§ WHAT IS REQUIRED: Reproduce the Merab Kostava text below word for word, from start to finish.

§ DOCUMENT EXTRACT:
- - - - -

Merab Kostava () (May 26, 1939 – October 13, 1989) was a Georgian dissident, musician and poet; one of the leaders of the National-Liberation movement in Georgia. Along with Zviad Gamsakhurdia, he led the dissident movement in Georgia against the Soviet Union, until his death in a car accident in 1989.

Life
Kostava was born in 1939 in Tbilisi, of the Georgian Soviet Socialist Republic, USSR (the current capital of Georgia). In 1954, Kostava and Zviad Gamsakhurdia founded the Georgian youth underground organization "Gorgasliani," a tribute to Vakhtang Gorgasali, the medieval Georgian king who supposedly founded the capital, Tbilisi. Between 1956 and 1958 Kostava, together with Gamsakhurdia and several other members of this organization were jailed by the KGB for "anti-Soviet activity." The charges against Kostava and Gamsakhurdia included the dissemination of anti-communist literature and proclamations.

Kostava graduated from the Tbilisi State Conservatoire in 1962. From 1962–1977 he was a teacher at a local music school in Tbilisi.

- - - - -

§ RECORDS PROVIDED:

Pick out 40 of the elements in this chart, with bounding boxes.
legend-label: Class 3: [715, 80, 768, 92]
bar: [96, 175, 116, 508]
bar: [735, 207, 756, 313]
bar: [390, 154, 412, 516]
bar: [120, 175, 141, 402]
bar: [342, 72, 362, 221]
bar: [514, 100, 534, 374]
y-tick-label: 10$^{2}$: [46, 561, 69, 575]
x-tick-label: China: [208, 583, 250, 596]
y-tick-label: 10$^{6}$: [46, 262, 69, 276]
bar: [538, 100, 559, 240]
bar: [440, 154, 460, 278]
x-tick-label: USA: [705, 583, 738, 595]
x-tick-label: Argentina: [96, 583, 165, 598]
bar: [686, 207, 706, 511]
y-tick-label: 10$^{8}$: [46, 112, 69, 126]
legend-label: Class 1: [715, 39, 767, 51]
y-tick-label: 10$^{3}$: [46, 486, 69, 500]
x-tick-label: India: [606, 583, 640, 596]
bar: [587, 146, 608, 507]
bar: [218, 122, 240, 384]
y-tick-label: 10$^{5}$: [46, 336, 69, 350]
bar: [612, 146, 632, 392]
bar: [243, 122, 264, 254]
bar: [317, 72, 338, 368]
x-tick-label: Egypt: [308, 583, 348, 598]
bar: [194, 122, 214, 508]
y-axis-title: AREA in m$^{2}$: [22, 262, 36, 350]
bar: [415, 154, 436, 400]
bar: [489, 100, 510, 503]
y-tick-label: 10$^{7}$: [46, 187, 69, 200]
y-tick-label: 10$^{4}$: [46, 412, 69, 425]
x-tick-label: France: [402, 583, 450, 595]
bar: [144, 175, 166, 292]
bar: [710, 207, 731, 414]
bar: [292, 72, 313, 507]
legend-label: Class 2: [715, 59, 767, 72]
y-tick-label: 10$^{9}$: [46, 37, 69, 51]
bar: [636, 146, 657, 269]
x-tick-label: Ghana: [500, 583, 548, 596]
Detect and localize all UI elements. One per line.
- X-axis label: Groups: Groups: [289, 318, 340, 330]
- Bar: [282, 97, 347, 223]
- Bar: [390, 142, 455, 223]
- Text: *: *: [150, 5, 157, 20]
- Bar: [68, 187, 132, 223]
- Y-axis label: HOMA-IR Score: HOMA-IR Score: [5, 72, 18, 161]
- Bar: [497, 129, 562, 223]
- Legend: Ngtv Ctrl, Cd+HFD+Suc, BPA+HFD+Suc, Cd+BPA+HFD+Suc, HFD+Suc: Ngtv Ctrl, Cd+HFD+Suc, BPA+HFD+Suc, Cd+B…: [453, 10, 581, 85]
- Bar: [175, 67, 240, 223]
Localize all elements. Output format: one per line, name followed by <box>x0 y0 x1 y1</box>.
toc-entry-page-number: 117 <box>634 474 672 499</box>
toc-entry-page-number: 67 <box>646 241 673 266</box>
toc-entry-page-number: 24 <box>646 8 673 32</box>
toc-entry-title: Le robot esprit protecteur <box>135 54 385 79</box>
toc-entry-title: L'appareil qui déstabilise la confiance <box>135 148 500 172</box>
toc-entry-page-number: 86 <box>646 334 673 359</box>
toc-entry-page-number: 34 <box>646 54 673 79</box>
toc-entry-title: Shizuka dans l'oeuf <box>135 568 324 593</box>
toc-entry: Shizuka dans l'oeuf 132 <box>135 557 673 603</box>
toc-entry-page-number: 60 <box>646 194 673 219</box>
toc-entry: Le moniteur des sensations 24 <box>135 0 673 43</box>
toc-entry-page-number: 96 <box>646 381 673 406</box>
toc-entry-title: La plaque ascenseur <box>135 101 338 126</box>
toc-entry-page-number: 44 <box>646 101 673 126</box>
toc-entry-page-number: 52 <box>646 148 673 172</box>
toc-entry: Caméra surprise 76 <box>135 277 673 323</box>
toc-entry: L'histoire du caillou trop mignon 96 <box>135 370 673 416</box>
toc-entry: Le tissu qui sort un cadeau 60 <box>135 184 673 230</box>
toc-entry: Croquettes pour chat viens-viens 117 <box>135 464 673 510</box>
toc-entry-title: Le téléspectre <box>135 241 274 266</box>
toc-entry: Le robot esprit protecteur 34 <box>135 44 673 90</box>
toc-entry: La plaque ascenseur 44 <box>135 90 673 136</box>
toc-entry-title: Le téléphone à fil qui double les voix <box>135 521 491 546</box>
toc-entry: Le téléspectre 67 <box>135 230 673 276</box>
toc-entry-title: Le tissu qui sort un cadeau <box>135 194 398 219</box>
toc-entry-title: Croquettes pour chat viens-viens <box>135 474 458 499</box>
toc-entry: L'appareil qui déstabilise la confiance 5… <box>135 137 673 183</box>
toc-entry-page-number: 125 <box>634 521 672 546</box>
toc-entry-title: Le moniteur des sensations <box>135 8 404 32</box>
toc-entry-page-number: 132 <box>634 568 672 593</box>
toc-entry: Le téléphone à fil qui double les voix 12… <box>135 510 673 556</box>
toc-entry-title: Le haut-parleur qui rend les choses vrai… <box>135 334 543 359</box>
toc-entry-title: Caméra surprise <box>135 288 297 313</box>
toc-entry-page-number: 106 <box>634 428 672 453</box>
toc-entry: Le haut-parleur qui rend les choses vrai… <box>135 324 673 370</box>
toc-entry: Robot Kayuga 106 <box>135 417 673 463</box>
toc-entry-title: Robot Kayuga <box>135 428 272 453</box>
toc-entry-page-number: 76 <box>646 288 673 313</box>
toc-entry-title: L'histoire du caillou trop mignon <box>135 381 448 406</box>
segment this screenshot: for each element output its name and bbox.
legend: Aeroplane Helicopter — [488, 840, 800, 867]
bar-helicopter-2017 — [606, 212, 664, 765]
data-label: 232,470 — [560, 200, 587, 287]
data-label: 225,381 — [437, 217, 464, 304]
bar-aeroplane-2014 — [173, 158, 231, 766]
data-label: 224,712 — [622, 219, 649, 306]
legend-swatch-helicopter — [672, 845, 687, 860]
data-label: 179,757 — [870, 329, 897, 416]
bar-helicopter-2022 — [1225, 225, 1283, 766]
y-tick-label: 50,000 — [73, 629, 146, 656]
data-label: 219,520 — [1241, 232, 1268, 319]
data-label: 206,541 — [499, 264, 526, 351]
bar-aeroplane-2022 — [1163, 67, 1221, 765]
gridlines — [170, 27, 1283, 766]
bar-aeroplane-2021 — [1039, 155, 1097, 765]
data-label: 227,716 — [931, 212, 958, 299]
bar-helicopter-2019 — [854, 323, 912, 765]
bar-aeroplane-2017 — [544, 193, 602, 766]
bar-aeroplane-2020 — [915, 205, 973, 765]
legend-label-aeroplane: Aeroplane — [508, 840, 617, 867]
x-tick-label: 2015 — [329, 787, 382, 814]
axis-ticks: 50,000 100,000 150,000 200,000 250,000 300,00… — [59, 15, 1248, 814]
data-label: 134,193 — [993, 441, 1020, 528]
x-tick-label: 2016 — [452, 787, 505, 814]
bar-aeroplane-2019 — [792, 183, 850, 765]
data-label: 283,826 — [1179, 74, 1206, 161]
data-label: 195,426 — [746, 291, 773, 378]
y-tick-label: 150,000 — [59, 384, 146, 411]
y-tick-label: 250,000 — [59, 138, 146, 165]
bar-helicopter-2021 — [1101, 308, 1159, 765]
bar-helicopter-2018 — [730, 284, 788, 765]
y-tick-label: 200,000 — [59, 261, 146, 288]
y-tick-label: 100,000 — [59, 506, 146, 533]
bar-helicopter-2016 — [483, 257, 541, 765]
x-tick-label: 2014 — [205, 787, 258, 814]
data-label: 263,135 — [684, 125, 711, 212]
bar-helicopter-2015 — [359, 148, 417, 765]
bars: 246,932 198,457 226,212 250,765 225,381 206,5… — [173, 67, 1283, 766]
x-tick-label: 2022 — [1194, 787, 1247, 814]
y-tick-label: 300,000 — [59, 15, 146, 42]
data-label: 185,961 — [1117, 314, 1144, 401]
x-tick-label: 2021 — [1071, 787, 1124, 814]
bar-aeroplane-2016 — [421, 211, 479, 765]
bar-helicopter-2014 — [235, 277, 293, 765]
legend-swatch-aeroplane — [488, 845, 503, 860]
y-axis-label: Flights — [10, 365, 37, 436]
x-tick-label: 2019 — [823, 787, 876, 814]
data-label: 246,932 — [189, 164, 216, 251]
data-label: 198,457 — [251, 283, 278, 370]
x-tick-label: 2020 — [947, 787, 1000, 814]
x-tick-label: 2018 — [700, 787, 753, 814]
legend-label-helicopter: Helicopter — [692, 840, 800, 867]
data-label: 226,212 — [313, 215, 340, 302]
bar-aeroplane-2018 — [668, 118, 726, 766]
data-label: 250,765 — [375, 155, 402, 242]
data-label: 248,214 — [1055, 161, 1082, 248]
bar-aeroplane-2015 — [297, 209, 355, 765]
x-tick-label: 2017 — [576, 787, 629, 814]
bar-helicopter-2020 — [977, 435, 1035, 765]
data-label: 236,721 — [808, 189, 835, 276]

- - - - -

§ WRITTEN ANSWER:
Merab Kostava () (May 26, 1939 – October 13, 1989) was a Georgian dissident, musician and poet; one of the leaders of the National-Liberation movement in Georgia. Along with Zviad Gamsakhurdia, he led the dissident movement in Georgia against the Soviet Union, until his death in a car accident in 1989.

Life
Kostava was born in 1939 in Tbilisi, of the Georgian Soviet Socialist Republic, USSR (the current capital of Georgia). In 1954, Kostava and Zviad Gamsakhurdia founded the Georgian youth underground organization "Gorgasliani," a tribute to Vakhtang Gorgasali, the medieval Georgian king who supposedly founded the capital, Tbilisi. Between 1956 and 1958 Kostava, together with Gamsakhurdia and several other members of this organization were jailed by the KGB for "anti-Soviet activity." The charges against Kostava and Gamsakhurdia included the dissemination of anti-communist literature and proclamations.

Kostava graduated from the Tbilisi State Conservatoire in 1962. From 1962–1977 he was a teacher at a local music school in Tbilisi.